# [WHAT IS NEEDED]
An exact copy of all the data is required, with pictures left out.

# [RECORDS PROVIDED]
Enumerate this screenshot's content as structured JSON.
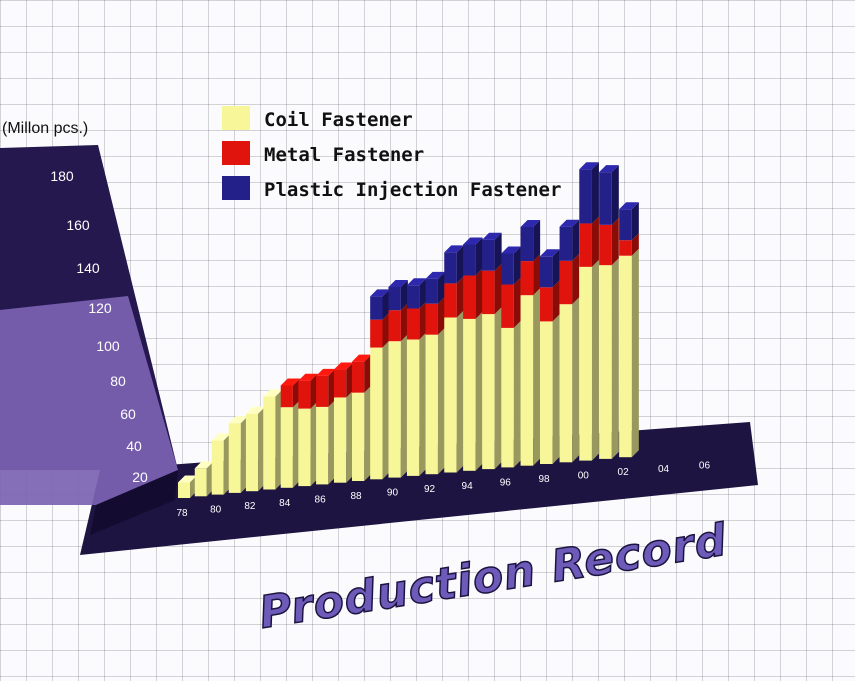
{
  "chart_data": {
    "type": "bar",
    "stacked": true,
    "title": "Production Record",
    "ylabel": "(Millon pcs.)",
    "ylim": [
      0,
      190
    ],
    "yticks": [
      20,
      40,
      60,
      80,
      100,
      120,
      140,
      160,
      180
    ],
    "categories": [
      "78",
      "",
      "80",
      "",
      "82",
      "",
      "84",
      "",
      "86",
      "",
      "88",
      "",
      "90",
      "",
      "92",
      "",
      "94",
      "",
      "96",
      "",
      "98",
      "",
      "00",
      "",
      "02",
      "",
      "04",
      "",
      "06"
    ],
    "xtick_labels": [
      "78",
      "80",
      "82",
      "84",
      "86",
      "88",
      "90",
      "92",
      "94",
      "96",
      "98",
      "00",
      "02",
      "04",
      "06"
    ],
    "series": [
      {
        "name": "Coil Fastener",
        "color": "#f7f79a",
        "values": [
          10,
          18,
          35,
          45,
          50,
          60,
          52,
          50,
          50,
          55,
          57,
          85,
          88,
          88,
          90,
          100,
          98,
          100,
          90,
          110,
          92,
          102,
          125,
          125,
          130,
          null,
          null,
          null,
          null
        ]
      },
      {
        "name": "Metal Fastener",
        "color": "#e0140c",
        "values": [
          0,
          0,
          0,
          0,
          0,
          0,
          14,
          18,
          20,
          18,
          20,
          18,
          20,
          20,
          20,
          22,
          28,
          28,
          28,
          22,
          22,
          28,
          28,
          26,
          10,
          null,
          null,
          null,
          null
        ]
      },
      {
        "name": "Plastic Injection Fastener",
        "color": "#24208a",
        "values": [
          0,
          0,
          0,
          0,
          0,
          0,
          0,
          0,
          0,
          0,
          0,
          15,
          15,
          15,
          16,
          20,
          20,
          20,
          20,
          22,
          20,
          22,
          35,
          34,
          20,
          null,
          null,
          null,
          null
        ]
      }
    ],
    "legend_position": "top",
    "grid": false
  },
  "colors": {
    "wall_dark": "#24184e",
    "wall_light": "#7c63b3",
    "floor": "#1d1442",
    "title_fill": "#6e5ab8",
    "title_stroke": "#1c1440"
  }
}
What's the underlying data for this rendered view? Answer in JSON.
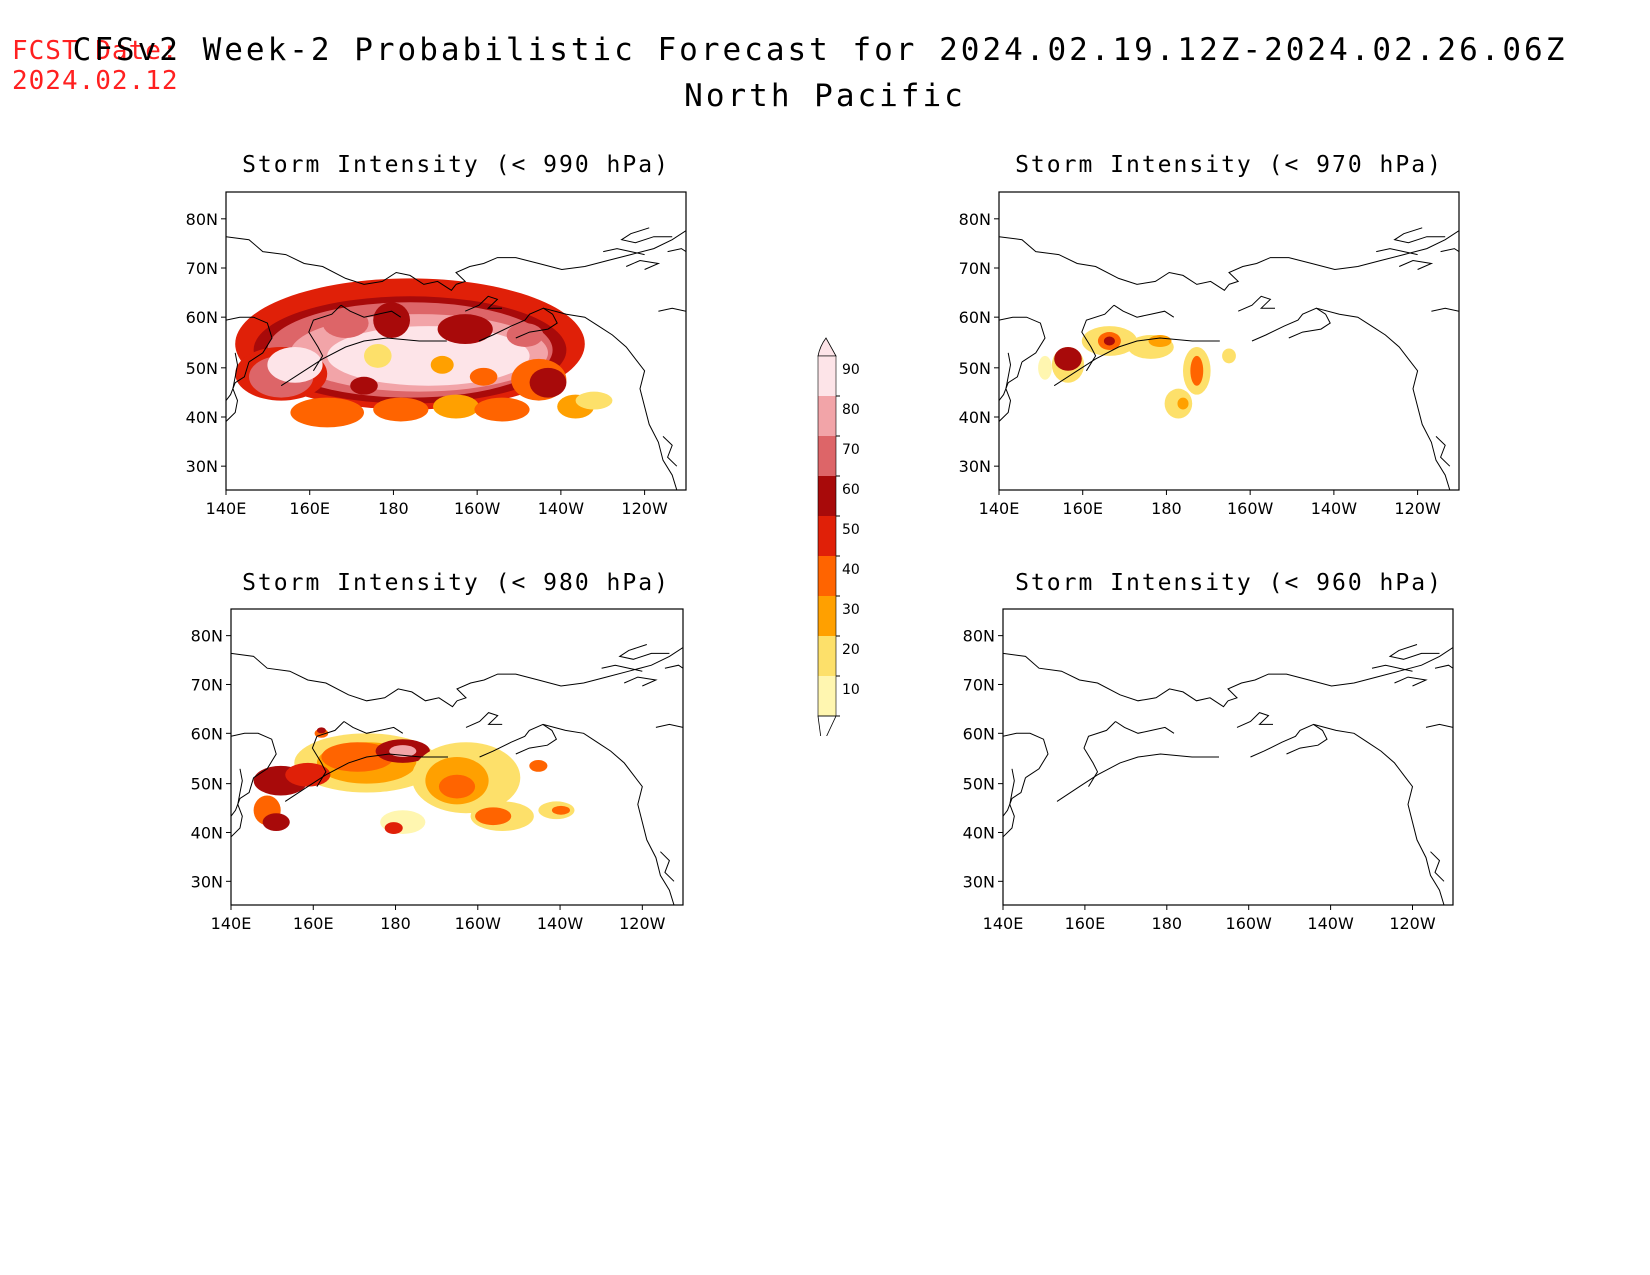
{
  "header": {
    "fcst_label": "FCST Date:",
    "fcst_date": "2024.02.12",
    "title": "CFSv2 Week-2 Probabilistic Forecast for 2024.02.19.12Z-2024.02.26.06Z",
    "subtitle": "North Pacific"
  },
  "axes": {
    "lat_labels": [
      "80N",
      "70N",
      "60N",
      "50N",
      "40N",
      "30N"
    ],
    "lon_labels": [
      "140E",
      "160E",
      "180",
      "160W",
      "140W",
      "120W"
    ]
  },
  "panels": [
    {
      "id": "p990",
      "title": "Storm Intensity (< 990 hPa)"
    },
    {
      "id": "p970",
      "title": "Storm Intensity (< 970 hPa)"
    },
    {
      "id": "p980",
      "title": "Storm Intensity (< 980 hPa)"
    },
    {
      "id": "p960",
      "title": "Storm Intensity (< 960 hPa)"
    }
  ],
  "colorbar": {
    "labels": [
      "90",
      "80",
      "70",
      "60",
      "50",
      "40",
      "30",
      "20",
      "10"
    ],
    "colors": [
      "#fde4e8",
      "#f2a4a8",
      "#dd6568",
      "#a80a0a",
      "#e02008",
      "#ff6400",
      "#ffa000",
      "#fde06a",
      "#fff6b0"
    ]
  }
}
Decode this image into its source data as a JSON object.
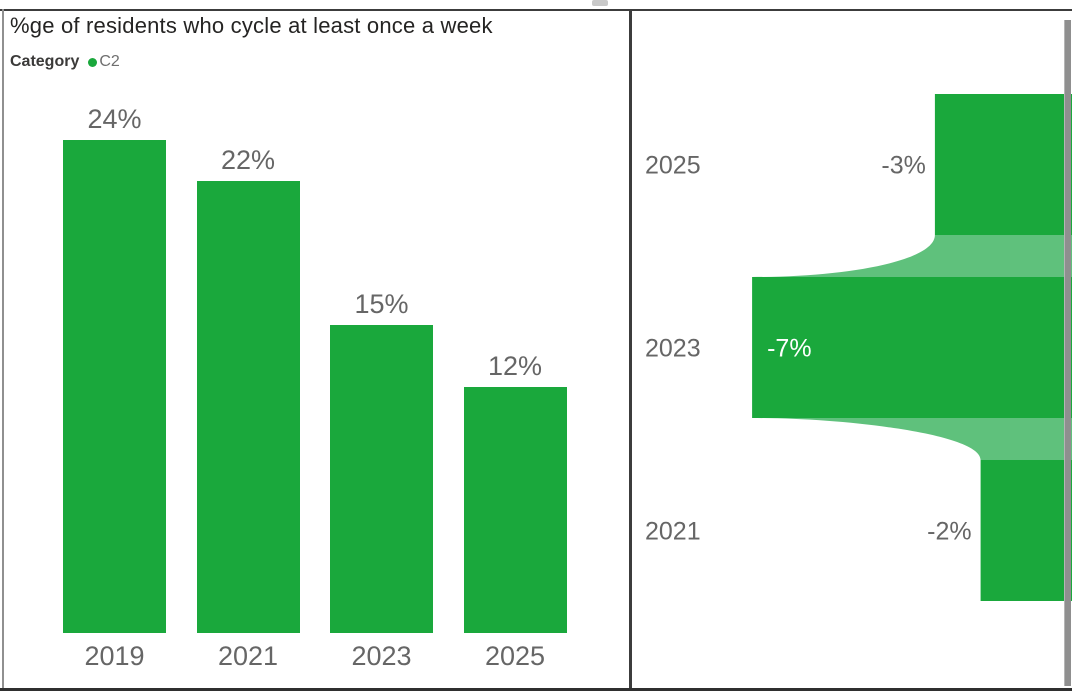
{
  "left_chart": {
    "title": "%ge of residents who cycle at least once a week",
    "legend": {
      "label": "Category",
      "item": "C2"
    },
    "bars": [
      {
        "year": "2019",
        "value": 24,
        "label": "24%"
      },
      {
        "year": "2021",
        "value": 22,
        "label": "22%"
      },
      {
        "year": "2023",
        "value": 15,
        "label": "15%"
      },
      {
        "year": "2025",
        "value": 12,
        "label": "12%"
      }
    ]
  },
  "right_chart": {
    "rows": [
      {
        "year": "2025",
        "value": -3,
        "label": "-3%",
        "label_placement": "outside"
      },
      {
        "year": "2023",
        "value": -7,
        "label": "-7%",
        "label_placement": "inside"
      },
      {
        "year": "2021",
        "value": -2,
        "label": "-2%",
        "label_placement": "outside"
      }
    ]
  },
  "colors": {
    "bar_green": "#1aa83c",
    "connector_green": "#5fc17c",
    "label_gray": "#666666",
    "inside_label_white": "#ffffff",
    "title_color": "#252423",
    "border_dark": "#3c3c3c",
    "border_light": "#909090",
    "scrollbar_gray": "#8f8f8f"
  },
  "chart_data": [
    {
      "type": "bar",
      "title": "%ge of residents who cycle at least once a week",
      "categories": [
        "2019",
        "2021",
        "2023",
        "2025"
      ],
      "values": [
        24,
        22,
        15,
        12
      ],
      "data_labels": [
        "24%",
        "22%",
        "15%",
        "12%"
      ],
      "legend_entries": [
        "C2"
      ],
      "legend_title": "Category",
      "legend_position": "top-left",
      "xlabel": "",
      "ylabel": "",
      "ylim": [
        0,
        26
      ],
      "grid": false,
      "bar_color": "#1aa83c"
    },
    {
      "type": "area",
      "subtype": "funnel-right-anchored",
      "categories": [
        "2025",
        "2023",
        "2021"
      ],
      "values": [
        -3,
        -7,
        -2
      ],
      "data_labels": [
        "-3%",
        "-7%",
        "-2%"
      ],
      "title": "",
      "xlabel": "",
      "ylabel": "",
      "grid": false,
      "bar_color": "#1aa83c",
      "connector_color": "#5fc17c"
    }
  ]
}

# [COMPLETED EXERCISE]
Enumerate this screenshot's content as structured JSON.
{
  "chart_data": {
    "type": "bar",
    "stacked": true,
    "title": "Production Record",
    "ylabel": "(Millon pcs.)",
    "ylim": [
      0,
      190
    ],
    "yticks": [
      20,
      40,
      60,
      80,
      100,
      120,
      140,
      160,
      180
    ],
    "categories": [
      "78",
      "",
      "80",
      "",
      "82",
      "",
      "84",
      "",
      "86",
      "",
      "88",
      "",
      "90",
      "",
      "92",
      "",
      "94",
      "",
      "96",
      "",
      "98",
      "",
      "00",
      "",
      "02",
      "",
      "04",
      "",
      "06"
    ],
    "xtick_labels": [
      "78",
      "80",
      "82",
      "84",
      "86",
      "88",
      "90",
      "92",
      "94",
      "96",
      "98",
      "00",
      "02",
      "04",
      "06"
    ],
    "series": [
      {
        "name": "Coil Fastener",
        "color": "#f7f79a",
        "values": [
          10,
          18,
          35,
          45,
          50,
          60,
          52,
          50,
          50,
          55,
          57,
          85,
          88,
          88,
          90,
          100,
          98,
          100,
          90,
          110,
          92,
          102,
          125,
          125,
          130,
          null,
          null,
          null,
          null
        ]
      },
      {
        "name": "Metal Fastener",
        "color": "#e0140c",
        "values": [
          0,
          0,
          0,
          0,
          0,
          0,
          14,
          18,
          20,
          18,
          20,
          18,
          20,
          20,
          20,
          22,
          28,
          28,
          28,
          22,
          22,
          28,
          28,
          26,
          10,
          null,
          null,
          null,
          null
        ]
      },
      {
        "name": "Plastic Injection Fastener",
        "color": "#24208a",
        "values": [
          0,
          0,
          0,
          0,
          0,
          0,
          0,
          0,
          0,
          0,
          0,
          15,
          15,
          15,
          16,
          20,
          20,
          20,
          20,
          22,
          20,
          22,
          35,
          34,
          20,
          null,
          null,
          null,
          null
        ]
      }
    ],
    "legend_position": "top",
    "grid": false
  },
  "colors": {
    "wall_dark": "#24184e",
    "wall_light": "#7c63b3",
    "floor": "#1d1442",
    "title_fill": "#6e5ab8",
    "title_stroke": "#1c1440"
  }
}
What's the underlying data for this rendered view? Answer in JSON.
{
  "header": {
    "fcst_label": "FCST Date:",
    "fcst_date": "2024.02.12",
    "title": "CFSv2 Week-2 Probabilistic Forecast for 2024.02.19.12Z-2024.02.26.06Z",
    "subtitle": "North Pacific"
  },
  "axes": {
    "lat_labels": [
      "80N",
      "70N",
      "60N",
      "50N",
      "40N",
      "30N"
    ],
    "lon_labels": [
      "140E",
      "160E",
      "180",
      "160W",
      "140W",
      "120W"
    ]
  },
  "panels": [
    {
      "id": "p990",
      "title": "Storm Intensity (< 990 hPa)"
    },
    {
      "id": "p970",
      "title": "Storm Intensity (< 970 hPa)"
    },
    {
      "id": "p980",
      "title": "Storm Intensity (< 980 hPa)"
    },
    {
      "id": "p960",
      "title": "Storm Intensity (< 960 hPa)"
    }
  ],
  "colorbar": {
    "labels": [
      "90",
      "80",
      "70",
      "60",
      "50",
      "40",
      "30",
      "20",
      "10"
    ],
    "colors": [
      "#fde4e8",
      "#f2a4a8",
      "#dd6568",
      "#a80a0a",
      "#e02008",
      "#ff6400",
      "#ffa000",
      "#fde06a",
      "#fff6b0"
    ]
  }
}
Decode this image into its source data as a JSON object.
{
  "left_chart": {
    "title": "%ge of residents who cycle at least once a week",
    "legend": {
      "label": "Category",
      "item": "C2"
    },
    "bars": [
      {
        "year": "2019",
        "value": 24,
        "label": "24%"
      },
      {
        "year": "2021",
        "value": 22,
        "label": "22%"
      },
      {
        "year": "2023",
        "value": 15,
        "label": "15%"
      },
      {
        "year": "2025",
        "value": 12,
        "label": "12%"
      }
    ]
  },
  "right_chart": {
    "rows": [
      {
        "year": "2025",
        "value": -3,
        "label": "-3%",
        "label_placement": "outside"
      },
      {
        "year": "2023",
        "value": -7,
        "label": "-7%",
        "label_placement": "inside"
      },
      {
        "year": "2021",
        "value": -2,
        "label": "-2%",
        "label_placement": "outside"
      }
    ]
  },
  "colors": {
    "bar_green": "#1aa83c",
    "connector_green": "#5fc17c",
    "label_gray": "#666666",
    "inside_label_white": "#ffffff",
    "title_color": "#252423",
    "border_dark": "#3c3c3c",
    "border_light": "#909090",
    "scrollbar_gray": "#8f8f8f"
  },
  "chart_data": [
    {
      "type": "bar",
      "title": "%ge of residents who cycle at least once a week",
      "categories": [
        "2019",
        "2021",
        "2023",
        "2025"
      ],
      "values": [
        24,
        22,
        15,
        12
      ],
      "data_labels": [
        "24%",
        "22%",
        "15%",
        "12%"
      ],
      "legend_entries": [
        "C2"
      ],
      "legend_title": "Category",
      "legend_position": "top-left",
      "xlabel": "",
      "ylabel": "",
      "ylim": [
        0,
        26
      ],
      "grid": false,
      "bar_color": "#1aa83c"
    },
    {
      "type": "area",
      "subtype": "funnel-right-anchored",
      "categories": [
        "2025",
        "2023",
        "2021"
      ],
      "values": [
        -3,
        -7,
        -2
      ],
      "data_labels": [
        "-3%",
        "-7%",
        "-2%"
      ],
      "title": "",
      "xlabel": "",
      "ylabel": "",
      "grid": false,
      "bar_color": "#1aa83c",
      "connector_color": "#5fc17c"
    }
  ]
}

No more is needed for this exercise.